* _INSTRUCTIONS TO FOLLOW_
Every entry must be duplicated precisely as written.

[PROVIDED DATA start]

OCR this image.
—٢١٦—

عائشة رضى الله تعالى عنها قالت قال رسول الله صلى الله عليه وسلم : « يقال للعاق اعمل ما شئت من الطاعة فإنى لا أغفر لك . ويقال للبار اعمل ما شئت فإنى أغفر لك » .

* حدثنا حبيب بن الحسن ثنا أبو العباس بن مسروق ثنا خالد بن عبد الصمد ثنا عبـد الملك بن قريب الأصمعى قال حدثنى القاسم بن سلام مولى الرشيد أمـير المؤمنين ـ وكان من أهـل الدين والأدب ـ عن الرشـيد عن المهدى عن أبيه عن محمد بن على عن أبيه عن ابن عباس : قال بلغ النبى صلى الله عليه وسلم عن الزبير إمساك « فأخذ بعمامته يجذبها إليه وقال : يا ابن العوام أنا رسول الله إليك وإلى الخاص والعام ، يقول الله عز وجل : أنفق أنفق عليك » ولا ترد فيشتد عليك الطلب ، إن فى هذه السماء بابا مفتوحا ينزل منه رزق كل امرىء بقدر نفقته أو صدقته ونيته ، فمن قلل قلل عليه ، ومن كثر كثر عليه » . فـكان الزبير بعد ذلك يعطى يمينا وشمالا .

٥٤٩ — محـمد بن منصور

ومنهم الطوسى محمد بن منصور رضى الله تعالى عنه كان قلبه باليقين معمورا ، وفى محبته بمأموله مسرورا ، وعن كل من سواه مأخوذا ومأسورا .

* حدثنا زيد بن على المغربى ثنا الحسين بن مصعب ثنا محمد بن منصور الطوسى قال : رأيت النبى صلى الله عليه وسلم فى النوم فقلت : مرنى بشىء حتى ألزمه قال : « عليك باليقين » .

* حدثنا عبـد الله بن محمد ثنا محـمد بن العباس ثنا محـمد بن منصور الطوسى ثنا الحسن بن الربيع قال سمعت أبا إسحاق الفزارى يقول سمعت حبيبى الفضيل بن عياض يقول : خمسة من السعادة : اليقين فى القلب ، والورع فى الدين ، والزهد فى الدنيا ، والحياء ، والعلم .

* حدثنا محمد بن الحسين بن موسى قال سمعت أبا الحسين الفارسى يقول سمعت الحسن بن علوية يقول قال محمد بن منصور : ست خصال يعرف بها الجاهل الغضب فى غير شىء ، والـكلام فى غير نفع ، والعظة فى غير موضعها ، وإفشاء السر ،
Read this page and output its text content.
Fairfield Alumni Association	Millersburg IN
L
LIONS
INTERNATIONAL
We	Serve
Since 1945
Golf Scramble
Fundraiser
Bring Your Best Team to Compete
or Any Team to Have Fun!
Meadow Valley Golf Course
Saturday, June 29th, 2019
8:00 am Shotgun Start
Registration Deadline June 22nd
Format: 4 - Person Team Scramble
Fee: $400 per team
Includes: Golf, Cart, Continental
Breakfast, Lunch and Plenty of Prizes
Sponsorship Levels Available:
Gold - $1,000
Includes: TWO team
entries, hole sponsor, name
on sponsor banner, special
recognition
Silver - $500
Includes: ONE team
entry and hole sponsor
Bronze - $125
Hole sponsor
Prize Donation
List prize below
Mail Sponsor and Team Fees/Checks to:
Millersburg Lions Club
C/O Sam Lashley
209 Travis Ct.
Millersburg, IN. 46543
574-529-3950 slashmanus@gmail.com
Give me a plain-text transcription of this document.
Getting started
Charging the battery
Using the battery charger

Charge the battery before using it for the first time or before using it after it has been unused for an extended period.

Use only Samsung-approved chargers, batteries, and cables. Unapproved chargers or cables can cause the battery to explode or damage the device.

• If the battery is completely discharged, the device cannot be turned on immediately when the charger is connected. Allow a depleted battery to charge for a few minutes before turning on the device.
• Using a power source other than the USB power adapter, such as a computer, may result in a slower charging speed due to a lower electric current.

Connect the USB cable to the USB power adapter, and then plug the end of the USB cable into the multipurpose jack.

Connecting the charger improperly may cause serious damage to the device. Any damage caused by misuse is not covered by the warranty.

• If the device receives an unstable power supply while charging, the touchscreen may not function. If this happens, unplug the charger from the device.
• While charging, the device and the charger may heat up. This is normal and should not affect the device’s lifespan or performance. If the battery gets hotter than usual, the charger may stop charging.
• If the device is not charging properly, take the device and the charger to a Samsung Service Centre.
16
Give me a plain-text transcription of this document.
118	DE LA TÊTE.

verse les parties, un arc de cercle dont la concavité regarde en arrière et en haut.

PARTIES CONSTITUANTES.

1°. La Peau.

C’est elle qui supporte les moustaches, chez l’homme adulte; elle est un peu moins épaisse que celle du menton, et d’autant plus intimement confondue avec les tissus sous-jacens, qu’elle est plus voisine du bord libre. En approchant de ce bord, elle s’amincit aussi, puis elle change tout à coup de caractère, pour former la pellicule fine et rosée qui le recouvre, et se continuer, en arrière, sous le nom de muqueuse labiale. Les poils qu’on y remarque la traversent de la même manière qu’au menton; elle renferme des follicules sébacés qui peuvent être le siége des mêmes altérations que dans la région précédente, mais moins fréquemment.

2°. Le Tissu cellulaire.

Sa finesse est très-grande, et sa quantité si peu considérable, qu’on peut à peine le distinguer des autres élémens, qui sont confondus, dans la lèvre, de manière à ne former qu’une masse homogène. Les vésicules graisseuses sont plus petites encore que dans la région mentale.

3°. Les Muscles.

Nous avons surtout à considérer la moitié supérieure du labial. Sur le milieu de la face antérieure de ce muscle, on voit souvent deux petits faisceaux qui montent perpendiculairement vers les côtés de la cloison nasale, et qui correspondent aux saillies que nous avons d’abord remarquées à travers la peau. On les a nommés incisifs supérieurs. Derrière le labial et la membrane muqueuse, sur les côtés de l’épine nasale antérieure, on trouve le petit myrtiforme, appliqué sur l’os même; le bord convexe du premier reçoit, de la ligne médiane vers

[PROVIDED DATA end]

* _EXPECTED ANSWER_
OCR this image.
—٢١٦—

عائشة رضى الله تعالى عنها قالت قال رسول الله صلى الله عليه وسلم : « يقال للعاق اعمل ما شئت من الطاعة فإنى لا أغفر لك . ويقال للبار اعمل ما شئت فإنى أغفر لك » .

* حدثنا حبيب بن الحسن ثنا أبو العباس بن مسروق ثنا خالد بن عبد الصمد ثنا عبـد الملك بن قريب الأصمعى قال حدثنى القاسم بن سلام مولى الرشيد أمـير المؤمنين ـ وكان من أهـل الدين والأدب ـ عن الرشـيد عن المهدى عن أبيه عن محمد بن على عن أبيه عن ابن عباس : قال بلغ النبى صلى الله عليه وسلم عن الزبير إمساك « فأخذ بعمامته يجذبها إليه وقال : يا ابن العوام أنا رسول الله إليك وإلى الخاص والعام ، يقول الله عز وجل : أنفق أنفق عليك » ولا ترد فيشتد عليك الطلب ، إن فى هذه السماء بابا مفتوحا ينزل منه رزق كل امرىء بقدر نفقته أو صدقته ونيته ، فمن قلل قلل عليه ، ومن كثر كثر عليه » . فـكان الزبير بعد ذلك يعطى يمينا وشمالا .

٥٤٩ — محـمد بن منصور

ومنهم الطوسى محمد بن منصور رضى الله تعالى عنه كان قلبه باليقين معمورا ، وفى محبته بمأموله مسرورا ، وعن كل من سواه مأخوذا ومأسورا .

* حدثنا زيد بن على المغربى ثنا الحسين بن مصعب ثنا محمد بن منصور الطوسى قال : رأيت النبى صلى الله عليه وسلم فى النوم فقلت : مرنى بشىء حتى ألزمه قال : « عليك باليقين » .

* حدثنا عبـد الله بن محمد ثنا محـمد بن العباس ثنا محـمد بن منصور الطوسى ثنا الحسن بن الربيع قال سمعت أبا إسحاق الفزارى يقول سمعت حبيبى الفضيل بن عياض يقول : خمسة من السعادة : اليقين فى القلب ، والورع فى الدين ، والزهد فى الدنيا ، والحياء ، والعلم .

* حدثنا محمد بن الحسين بن موسى قال سمعت أبا الحسين الفارسى يقول سمعت الحسن بن علوية يقول قال محمد بن منصور : ست خصال يعرف بها الجاهل الغضب فى غير شىء ، والـكلام فى غير نفع ، والعظة فى غير موضعها ، وإفشاء السر ،
Read this page and output its text content.
Fairfield Alumni Association	Millersburg IN
L
LIONS
INTERNATIONAL
We	Serve
Since 1945
Golf Scramble
Fundraiser
Bring Your Best Team to Compete
or Any Team to Have Fun!
Meadow Valley Golf Course
Saturday, June 29th, 2019
8:00 am Shotgun Start
Registration Deadline June 22nd
Format: 4 - Person Team Scramble
Fee: $400 per team
Includes: Golf, Cart, Continental
Breakfast, Lunch and Plenty of Prizes
Sponsorship Levels Available:
Gold - $1,000
Includes: TWO team
entries, hole sponsor, name
on sponsor banner, special
recognition
Silver - $500
Includes: ONE team
entry and hole sponsor
Bronze - $125
Hole sponsor
Prize Donation
List prize below
Mail Sponsor and Team Fees/Checks to:
Millersburg Lions Club
C/O Sam Lashley
209 Travis Ct.
Millersburg, IN. 46543
574-529-3950 slashmanus@gmail.com
Give me a plain-text transcription of this document.
Getting started
Charging the battery
Using the battery charger

Charge the battery before using it for the first time or before using it after it has been unused for an extended period.

Use only Samsung-approved chargers, batteries, and cables. Unapproved chargers or cables can cause the battery to explode or damage the device.

• If the battery is completely discharged, the device cannot be turned on immediately when the charger is connected. Allow a depleted battery to charge for a few minutes before turning on the device.
• Using a power source other than the USB power adapter, such as a computer, may result in a slower charging speed due to a lower electric current.

Connect the USB cable to the USB power adapter, and then plug the end of the USB cable into the multipurpose jack.

Connecting the charger improperly may cause serious damage to the device. Any damage caused by misuse is not covered by the warranty.

• If the device receives an unstable power supply while charging, the touchscreen may not function. If this happens, unplug the charger from the device.
• While charging, the device and the charger may heat up. This is normal and should not affect the device’s lifespan or performance. If the battery gets hotter than usual, the charger may stop charging.
• If the device is not charging properly, take the device and the charger to a Samsung Service Centre.
16
Give me a plain-text transcription of this document.
118	DE LA TÊTE.

verse les parties, un arc de cercle dont la concavité regarde en arrière et en haut.

PARTIES CONSTITUANTES.

1°. La Peau.

C’est elle qui supporte les moustaches, chez l’homme adulte; elle est un peu moins épaisse que celle du menton, et d’autant plus intimement confondue avec les tissus sous-jacens, qu’elle est plus voisine du bord libre. En approchant de ce bord, elle s’amincit aussi, puis elle change tout à coup de caractère, pour former la pellicule fine et rosée qui le recouvre, et se continuer, en arrière, sous le nom de muqueuse labiale. Les poils qu’on y remarque la traversent de la même manière qu’au menton; elle renferme des follicules sébacés qui peuvent être le siége des mêmes altérations que dans la région précédente, mais moins fréquemment.

2°. Le Tissu cellulaire.

Sa finesse est très-grande, et sa quantité si peu considérable, qu’on peut à peine le distinguer des autres élémens, qui sont confondus, dans la lèvre, de manière à ne former qu’une masse homogène. Les vésicules graisseuses sont plus petites encore que dans la région mentale.

3°. Les Muscles.

Nous avons surtout à considérer la moitié supérieure du labial. Sur le milieu de la face antérieure de ce muscle, on voit souvent deux petits faisceaux qui montent perpendiculairement vers les côtés de la cloison nasale, et qui correspondent aux saillies que nous avons d’abord remarquées à travers la peau. On les a nommés incisifs supérieurs. Derrière le labial et la membrane muqueuse, sur les côtés de l’épine nasale antérieure, on trouve le petit myrtiforme, appliqué sur l’os même; le bord convexe du premier reçoit, de la ligne médiane vers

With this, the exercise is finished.